Copy each line of the items below without any change, and leave the pictures out of your answer.

▽

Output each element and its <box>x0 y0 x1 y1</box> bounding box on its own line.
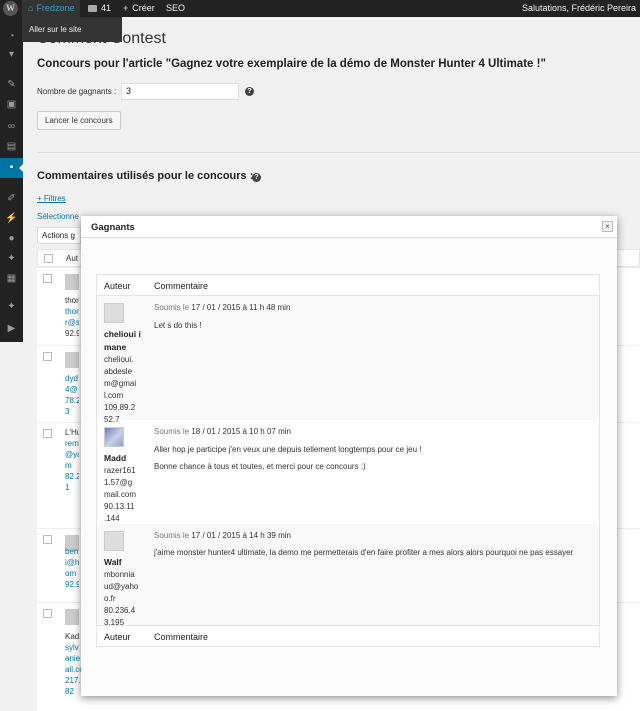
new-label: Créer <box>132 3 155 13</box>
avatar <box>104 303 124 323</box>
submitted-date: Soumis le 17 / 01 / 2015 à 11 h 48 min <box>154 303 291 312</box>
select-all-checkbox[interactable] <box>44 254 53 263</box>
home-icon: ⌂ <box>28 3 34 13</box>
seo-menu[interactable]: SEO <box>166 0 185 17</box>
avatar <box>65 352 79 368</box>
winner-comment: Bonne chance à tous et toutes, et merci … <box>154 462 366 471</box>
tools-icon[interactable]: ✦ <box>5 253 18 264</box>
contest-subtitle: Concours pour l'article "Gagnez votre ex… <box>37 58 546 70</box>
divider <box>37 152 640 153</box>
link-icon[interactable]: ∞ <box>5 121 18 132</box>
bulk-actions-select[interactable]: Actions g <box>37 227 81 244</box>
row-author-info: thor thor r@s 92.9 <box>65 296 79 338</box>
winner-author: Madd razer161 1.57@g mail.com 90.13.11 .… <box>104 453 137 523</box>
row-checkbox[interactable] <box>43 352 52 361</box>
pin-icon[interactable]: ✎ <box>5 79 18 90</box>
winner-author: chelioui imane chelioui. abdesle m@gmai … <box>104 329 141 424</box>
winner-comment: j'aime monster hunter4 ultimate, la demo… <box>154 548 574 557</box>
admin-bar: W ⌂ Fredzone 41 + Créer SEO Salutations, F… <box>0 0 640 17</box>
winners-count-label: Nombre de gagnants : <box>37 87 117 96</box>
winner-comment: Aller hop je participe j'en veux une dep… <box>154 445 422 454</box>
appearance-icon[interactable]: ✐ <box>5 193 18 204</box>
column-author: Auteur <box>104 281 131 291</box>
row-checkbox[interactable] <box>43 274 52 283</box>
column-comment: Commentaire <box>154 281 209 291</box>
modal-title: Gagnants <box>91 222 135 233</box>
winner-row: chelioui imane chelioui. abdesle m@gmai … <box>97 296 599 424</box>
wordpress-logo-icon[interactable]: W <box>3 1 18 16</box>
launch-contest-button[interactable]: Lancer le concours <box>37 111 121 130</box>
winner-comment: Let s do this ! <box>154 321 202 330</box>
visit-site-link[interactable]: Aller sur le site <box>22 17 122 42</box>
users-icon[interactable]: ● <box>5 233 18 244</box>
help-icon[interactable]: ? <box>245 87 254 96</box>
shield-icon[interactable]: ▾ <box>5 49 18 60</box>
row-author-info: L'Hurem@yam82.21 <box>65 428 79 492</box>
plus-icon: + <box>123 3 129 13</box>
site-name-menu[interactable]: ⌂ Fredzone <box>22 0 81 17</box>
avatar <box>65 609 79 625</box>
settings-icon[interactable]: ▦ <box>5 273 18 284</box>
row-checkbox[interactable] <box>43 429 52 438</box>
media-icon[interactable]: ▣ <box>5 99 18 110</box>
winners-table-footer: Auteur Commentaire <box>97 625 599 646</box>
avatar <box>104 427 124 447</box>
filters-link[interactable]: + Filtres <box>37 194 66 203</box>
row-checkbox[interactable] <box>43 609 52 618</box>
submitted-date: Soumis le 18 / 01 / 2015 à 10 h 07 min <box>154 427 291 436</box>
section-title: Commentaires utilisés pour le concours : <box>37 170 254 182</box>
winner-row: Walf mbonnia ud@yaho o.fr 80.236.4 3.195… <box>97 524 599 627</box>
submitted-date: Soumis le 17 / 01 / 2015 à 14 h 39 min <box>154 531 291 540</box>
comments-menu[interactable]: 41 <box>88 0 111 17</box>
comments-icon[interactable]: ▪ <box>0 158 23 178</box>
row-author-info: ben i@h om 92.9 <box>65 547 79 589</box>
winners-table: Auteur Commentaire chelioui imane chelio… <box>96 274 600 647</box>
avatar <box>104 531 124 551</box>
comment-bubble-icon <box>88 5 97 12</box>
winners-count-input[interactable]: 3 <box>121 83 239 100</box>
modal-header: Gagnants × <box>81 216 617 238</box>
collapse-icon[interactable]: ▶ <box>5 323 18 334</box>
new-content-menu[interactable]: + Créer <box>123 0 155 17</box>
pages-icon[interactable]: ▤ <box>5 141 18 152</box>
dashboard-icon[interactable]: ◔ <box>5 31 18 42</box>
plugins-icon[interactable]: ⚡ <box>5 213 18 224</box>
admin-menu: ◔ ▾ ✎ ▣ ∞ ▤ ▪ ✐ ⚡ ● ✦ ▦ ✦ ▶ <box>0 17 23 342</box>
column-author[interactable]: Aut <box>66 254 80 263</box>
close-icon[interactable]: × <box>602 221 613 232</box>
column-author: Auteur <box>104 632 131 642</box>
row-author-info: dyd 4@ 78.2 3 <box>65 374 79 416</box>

△

RESULT:
Output each element and its <box>x0 y0 x1 y1</box> bounding box on its own line.
new-label: Créer <box>132 3 155 13</box>
avatar <box>104 303 124 323</box>
submitted-date: Soumis le 17 / 01 / 2015 à 11 h 48 min <box>154 303 291 312</box>
select-all-checkbox[interactable] <box>44 254 53 263</box>
home-icon: ⌂ <box>28 3 34 13</box>
seo-menu[interactable]: SEO <box>166 0 185 17</box>
avatar <box>65 352 79 368</box>
winner-comment: Bonne chance à tous et toutes, et merci … <box>154 462 366 471</box>
tools-icon[interactable]: ✦ <box>5 253 18 264</box>
contest-subtitle: Concours pour l'article "Gagnez votre ex… <box>37 58 546 70</box>
divider <box>37 152 640 153</box>
link-icon[interactable]: ∞ <box>5 121 18 132</box>
bulk-actions-select[interactable]: Actions g <box>37 227 81 244</box>
row-author-info: thor thor r@s 92.9 <box>65 296 79 338</box>
winner-author: Madd razer161 1.57@g mail.com 90.13.11 .… <box>104 453 137 523</box>
row-checkbox[interactable] <box>43 352 52 361</box>
pin-icon[interactable]: ✎ <box>5 79 18 90</box>
winner-author: chelioui imane chelioui. abdesle m@gmai … <box>104 329 141 424</box>
winner-comment: j'aime monster hunter4 ultimate, la demo… <box>154 548 574 557</box>
admin-bar: W ⌂ Fredzone 41 + Créer SEO Salutations, F… <box>0 0 640 17</box>
winners-count-label: Nombre de gagnants : <box>37 87 117 96</box>
winner-comment: Aller hop je participe j'en veux une dep… <box>154 445 422 454</box>
appearance-icon[interactable]: ✐ <box>5 193 18 204</box>
column-author: Auteur <box>104 281 131 291</box>
row-checkbox[interactable] <box>43 274 52 283</box>
column-comment: Commentaire <box>154 281 209 291</box>
modal-title: Gagnants <box>91 222 135 233</box>
winner-row: chelioui imane chelioui. abdesle m@gmai … <box>97 296 599 424</box>
wordpress-logo-icon[interactable]: W <box>3 1 18 16</box>
launch-contest-button[interactable]: Lancer le concours <box>37 111 121 130</box>
winner-comment: Let s do this ! <box>154 321 202 330</box>
visit-site-link[interactable]: Aller sur le site <box>22 17 122 42</box>
users-icon[interactable]: ● <box>5 233 18 244</box>
help-icon[interactable]: ? <box>245 87 254 96</box>
shield-icon[interactable]: ▾ <box>5 49 18 60</box>
row-author-info: L'Hurem@yam82.21 <box>65 428 79 492</box>
plus-icon: + <box>123 3 129 13</box>
site-name-menu[interactable]: ⌂ Fredzone <box>22 0 81 17</box>
avatar <box>65 609 79 625</box>
settings-icon[interactable]: ▦ <box>5 273 18 284</box>
row-checkbox[interactable] <box>43 429 52 438</box>
media-icon[interactable]: ▣ <box>5 99 18 110</box>
winners-table-footer: Auteur Commentaire <box>97 625 599 646</box>
avatar <box>104 427 124 447</box>
filters-link[interactable]: + Filtres <box>37 194 66 203</box>
row-checkbox[interactable] <box>43 609 52 618</box>
submitted-date: Soumis le 18 / 01 / 2015 à 10 h 07 min <box>154 427 291 436</box>
section-title: Commentaires utilisés pour le concours : <box>37 170 254 182</box>
winner-row: Walf mbonnia ud@yaho o.fr 80.236.4 3.195… <box>97 524 599 627</box>
submitted-date: Soumis le 17 / 01 / 2015 à 14 h 39 min <box>154 531 291 540</box>
comments-menu[interactable]: 41 <box>88 0 111 17</box>
comments-icon[interactable]: ▪ <box>0 158 23 178</box>
row-author-info: ben i@h om 92.9 <box>65 547 79 589</box>
winners-table: Auteur Commentaire chelioui imane chelio… <box>96 274 600 647</box>
avatar <box>104 531 124 551</box>
comment-bubble-icon <box>88 5 97 12</box>
winners-count-input[interactable]: 3 <box>121 83 239 100</box>
modal-header: Gagnants × <box>81 216 617 238</box>
collapse-icon[interactable]: ▶ <box>5 323 18 334</box>
new-content-menu[interactable]: + Créer <box>123 0 155 17</box>
pages-icon[interactable]: ▤ <box>5 141 18 152</box>
dashboard-icon[interactable]: ◔ <box>5 31 18 42</box>
plugins-icon[interactable]: ⚡ <box>5 213 18 224</box>
admin-menu: ◔ ▾ ✎ ▣ ∞ ▤ ▪ ✐ ⚡ ● ✦ ▦ ✦ ▶ <box>0 17 23 342</box>
column-author[interactable]: Aut <box>66 254 80 263</box>
close-icon[interactable]: × <box>602 221 613 232</box>
column-author: Auteur <box>104 632 131 642</box>
row-author-info: dyd 4@ 78.2 3 <box>65 374 79 416</box>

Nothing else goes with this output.